__INPUT ROWS__:
»»

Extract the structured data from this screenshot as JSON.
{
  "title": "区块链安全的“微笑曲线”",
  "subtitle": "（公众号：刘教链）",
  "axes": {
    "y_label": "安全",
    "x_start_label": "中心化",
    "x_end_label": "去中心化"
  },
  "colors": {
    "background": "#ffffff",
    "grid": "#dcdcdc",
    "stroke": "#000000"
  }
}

««

__WRITTEN TASK__: Retype the entries one by one, exactly.

__TASK OUTPUT__:
Extract the structured data from this screenshot as JSON.
{
  "title": "区块链安全的“微笑曲线”",
  "subtitle": "（公众号：刘教链）",
  "axes": {
    "y_label": "安全",
    "x_start_label": "中心化",
    "x_end_label": "去中心化"
  },
  "colors": {
    "background": "#ffffff",
    "grid": "#dcdcdc",
    "stroke": "#000000"
  }
}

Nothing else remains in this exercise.